▶ [TASK TO CARRY OUT]: State how many lines in these records contain the word "層ラーメン構造の水平荷重を求める問題", and nothing else.

▶ [INPUT]:
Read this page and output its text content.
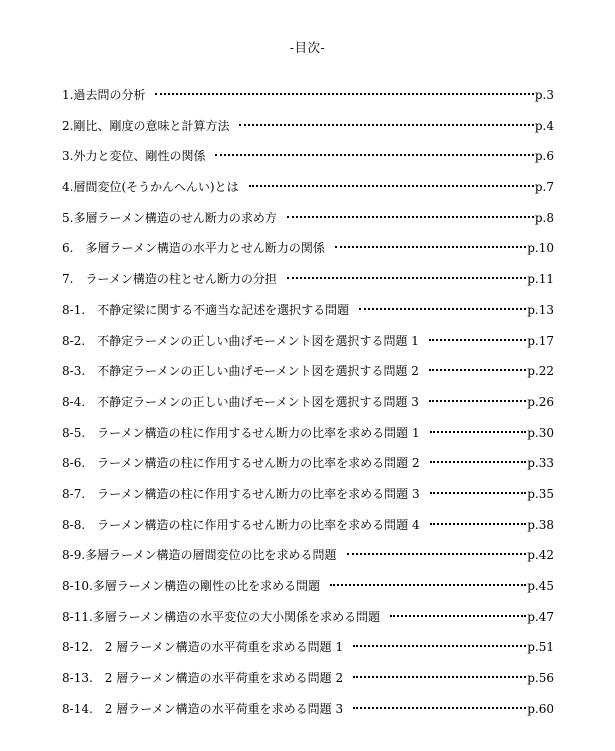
-目次-
1. 過去問の分析	p.3
2. 剛比、剛度の意味と計算方法	p.4
3. 外力と変位、剛性の関係	p.6
4. 層間変位(そうかんへんい)とは	p.7
5. 多層ラーメン構造のせん断力の求め方	p.8
6.　 多層ラーメン構造の水平力とせん断力の関係	p.10
7.　 ラーメン構造の柱とせん断力の分担	p.11
8-1.　 不静定梁に関する不適当な記述を選択する問題	p.13
8-2.　 不静定ラーメンの正しい曲げモーメント図を選択する問題 1	p.17
8-3.　 不静定ラーメンの正しい曲げモーメント図を選択する問題 2	p.22
8-4.　 不静定ラーメンの正しい曲げモーメント図を選択する問題 3	p.26
8-5.　 ラーメン構造の柱に作用するせん断力の比率を求める問題 1	p.30
8-6.　 ラーメン構造の柱に作用するせん断力の比率を求める問題 2	p.33
8-7.　 ラーメン構造の柱に作用するせん断力の比率を求める問題 3	p.35
8-8.　 ラーメン構造の柱に作用するせん断力の比率を求める問題 4	p.38
8-9. 多層ラーメン構造の層間変位の比を求める問題	p.42
8-10. 多層ラーメン構造の剛性の比を求める問題	p.45
8-11. 多層ラーメン構造の水平変位の大小関係を求める問題	p.47
8-12.　 2 層ラーメン構造の水平荷重を求める問題 1	p.51
8-13.　 2 層ラーメン構造の水平荷重を求める問題 2	p.56
8-14.　 2 層ラーメン構造の水平荷重を求める問題 3	p.60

▶ [PROBLEM SOLUTION]: 3